## Exercise
The data below should be printed in full, exactly, and without any of its images.

========

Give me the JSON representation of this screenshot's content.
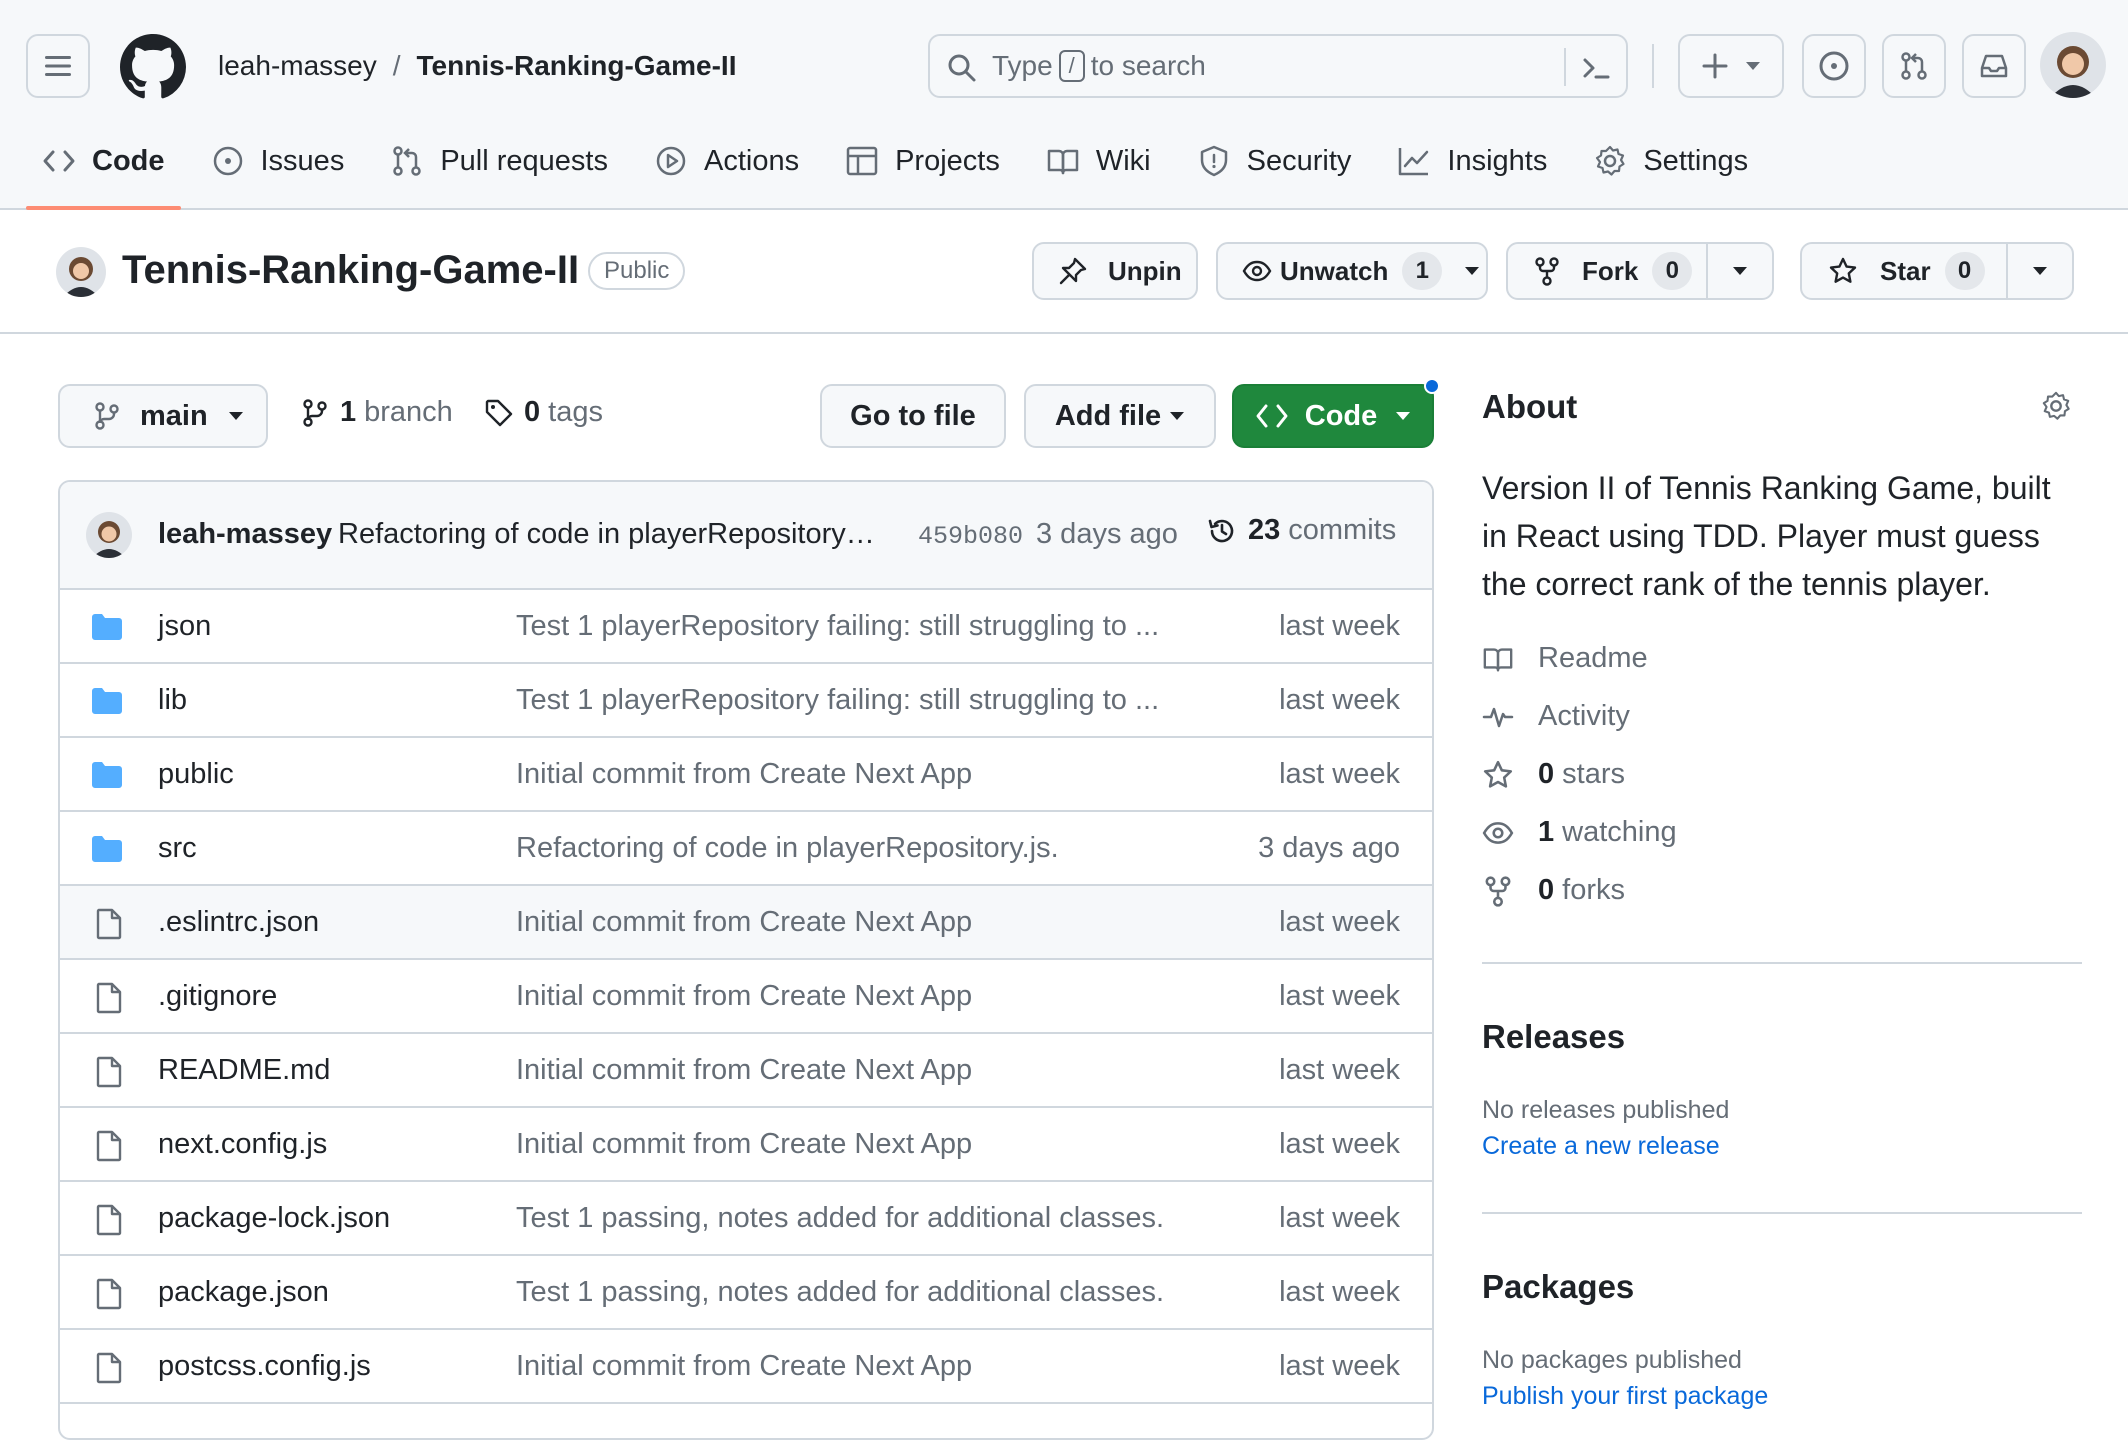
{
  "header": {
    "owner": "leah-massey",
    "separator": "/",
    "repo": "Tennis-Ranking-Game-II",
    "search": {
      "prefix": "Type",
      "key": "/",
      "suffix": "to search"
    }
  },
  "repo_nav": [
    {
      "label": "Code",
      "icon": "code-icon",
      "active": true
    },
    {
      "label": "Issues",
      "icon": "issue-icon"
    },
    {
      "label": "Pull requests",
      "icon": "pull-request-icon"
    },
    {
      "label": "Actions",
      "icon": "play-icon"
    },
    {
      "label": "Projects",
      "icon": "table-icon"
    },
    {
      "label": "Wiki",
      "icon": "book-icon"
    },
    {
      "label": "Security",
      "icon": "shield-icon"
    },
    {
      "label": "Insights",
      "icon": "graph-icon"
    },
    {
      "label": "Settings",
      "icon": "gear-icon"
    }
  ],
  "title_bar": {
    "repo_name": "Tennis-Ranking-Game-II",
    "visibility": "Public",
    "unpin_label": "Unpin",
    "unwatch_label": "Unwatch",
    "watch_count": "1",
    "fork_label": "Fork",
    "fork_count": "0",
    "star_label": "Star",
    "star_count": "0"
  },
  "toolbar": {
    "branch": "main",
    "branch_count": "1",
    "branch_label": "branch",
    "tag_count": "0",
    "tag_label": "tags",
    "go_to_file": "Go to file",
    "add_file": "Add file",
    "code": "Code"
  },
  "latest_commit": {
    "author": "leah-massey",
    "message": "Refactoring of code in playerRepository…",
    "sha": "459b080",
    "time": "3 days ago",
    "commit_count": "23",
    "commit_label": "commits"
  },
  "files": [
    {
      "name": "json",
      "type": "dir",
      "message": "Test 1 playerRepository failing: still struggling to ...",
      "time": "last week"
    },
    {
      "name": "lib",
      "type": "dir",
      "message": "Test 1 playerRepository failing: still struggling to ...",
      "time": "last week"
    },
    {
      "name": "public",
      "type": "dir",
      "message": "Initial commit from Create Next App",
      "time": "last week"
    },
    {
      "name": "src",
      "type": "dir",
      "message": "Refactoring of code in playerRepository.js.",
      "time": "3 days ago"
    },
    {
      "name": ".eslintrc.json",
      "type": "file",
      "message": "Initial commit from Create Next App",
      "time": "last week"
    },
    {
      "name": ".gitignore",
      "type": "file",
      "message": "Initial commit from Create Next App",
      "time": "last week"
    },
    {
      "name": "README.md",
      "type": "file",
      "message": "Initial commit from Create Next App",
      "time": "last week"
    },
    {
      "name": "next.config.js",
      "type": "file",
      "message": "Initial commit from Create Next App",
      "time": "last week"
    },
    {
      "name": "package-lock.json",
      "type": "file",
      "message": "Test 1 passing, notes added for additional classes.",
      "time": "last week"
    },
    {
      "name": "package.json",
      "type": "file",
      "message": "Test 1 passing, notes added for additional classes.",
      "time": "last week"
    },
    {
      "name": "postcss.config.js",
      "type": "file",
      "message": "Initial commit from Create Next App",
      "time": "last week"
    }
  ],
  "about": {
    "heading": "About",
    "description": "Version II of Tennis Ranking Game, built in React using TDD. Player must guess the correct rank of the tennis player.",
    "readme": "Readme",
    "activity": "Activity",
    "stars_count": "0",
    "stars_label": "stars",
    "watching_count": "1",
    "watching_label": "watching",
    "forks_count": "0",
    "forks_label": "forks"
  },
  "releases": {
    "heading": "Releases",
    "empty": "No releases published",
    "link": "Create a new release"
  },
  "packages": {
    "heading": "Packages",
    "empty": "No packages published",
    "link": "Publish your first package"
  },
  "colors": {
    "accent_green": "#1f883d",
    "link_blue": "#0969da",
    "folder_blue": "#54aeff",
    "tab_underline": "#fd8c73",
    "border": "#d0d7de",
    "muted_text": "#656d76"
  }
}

========

## Answer to this task
Give me the JSON representation of this screenshot's content.
{
  "header": {
    "owner": "leah-massey",
    "separator": "/",
    "repo": "Tennis-Ranking-Game-II",
    "search": {
      "prefix": "Type",
      "key": "/",
      "suffix": "to search"
    }
  },
  "repo_nav": [
    {
      "label": "Code",
      "icon": "code-icon",
      "active": true
    },
    {
      "label": "Issues",
      "icon": "issue-icon"
    },
    {
      "label": "Pull requests",
      "icon": "pull-request-icon"
    },
    {
      "label": "Actions",
      "icon": "play-icon"
    },
    {
      "label": "Projects",
      "icon": "table-icon"
    },
    {
      "label": "Wiki",
      "icon": "book-icon"
    },
    {
      "label": "Security",
      "icon": "shield-icon"
    },
    {
      "label": "Insights",
      "icon": "graph-icon"
    },
    {
      "label": "Settings",
      "icon": "gear-icon"
    }
  ],
  "title_bar": {
    "repo_name": "Tennis-Ranking-Game-II",
    "visibility": "Public",
    "unpin_label": "Unpin",
    "unwatch_label": "Unwatch",
    "watch_count": "1",
    "fork_label": "Fork",
    "fork_count": "0",
    "star_label": "Star",
    "star_count": "0"
  },
  "toolbar": {
    "branch": "main",
    "branch_count": "1",
    "branch_label": "branch",
    "tag_count": "0",
    "tag_label": "tags",
    "go_to_file": "Go to file",
    "add_file": "Add file",
    "code": "Code"
  },
  "latest_commit": {
    "author": "leah-massey",
    "message": "Refactoring of code in playerRepository…",
    "sha": "459b080",
    "time": "3 days ago",
    "commit_count": "23",
    "commit_label": "commits"
  },
  "files": [
    {
      "name": "json",
      "type": "dir",
      "message": "Test 1 playerRepository failing: still struggling to ...",
      "time": "last week"
    },
    {
      "name": "lib",
      "type": "dir",
      "message": "Test 1 playerRepository failing: still struggling to ...",
      "time": "last week"
    },
    {
      "name": "public",
      "type": "dir",
      "message": "Initial commit from Create Next App",
      "time": "last week"
    },
    {
      "name": "src",
      "type": "dir",
      "message": "Refactoring of code in playerRepository.js.",
      "time": "3 days ago"
    },
    {
      "name": ".eslintrc.json",
      "type": "file",
      "message": "Initial commit from Create Next App",
      "time": "last week"
    },
    {
      "name": ".gitignore",
      "type": "file",
      "message": "Initial commit from Create Next App",
      "time": "last week"
    },
    {
      "name": "README.md",
      "type": "file",
      "message": "Initial commit from Create Next App",
      "time": "last week"
    },
    {
      "name": "next.config.js",
      "type": "file",
      "message": "Initial commit from Create Next App",
      "time": "last week"
    },
    {
      "name": "package-lock.json",
      "type": "file",
      "message": "Test 1 passing, notes added for additional classes.",
      "time": "last week"
    },
    {
      "name": "package.json",
      "type": "file",
      "message": "Test 1 passing, notes added for additional classes.",
      "time": "last week"
    },
    {
      "name": "postcss.config.js",
      "type": "file",
      "message": "Initial commit from Create Next App",
      "time": "last week"
    }
  ],
  "about": {
    "heading": "About",
    "description": "Version II of Tennis Ranking Game, built in React using TDD. Player must guess the correct rank of the tennis player.",
    "readme": "Readme",
    "activity": "Activity",
    "stars_count": "0",
    "stars_label": "stars",
    "watching_count": "1",
    "watching_label": "watching",
    "forks_count": "0",
    "forks_label": "forks"
  },
  "releases": {
    "heading": "Releases",
    "empty": "No releases published",
    "link": "Create a new release"
  },
  "packages": {
    "heading": "Packages",
    "empty": "No packages published",
    "link": "Publish your first package"
  },
  "colors": {
    "accent_green": "#1f883d",
    "link_blue": "#0969da",
    "folder_blue": "#54aeff",
    "tab_underline": "#fd8c73",
    "border": "#d0d7de",
    "muted_text": "#656d76"
  }
}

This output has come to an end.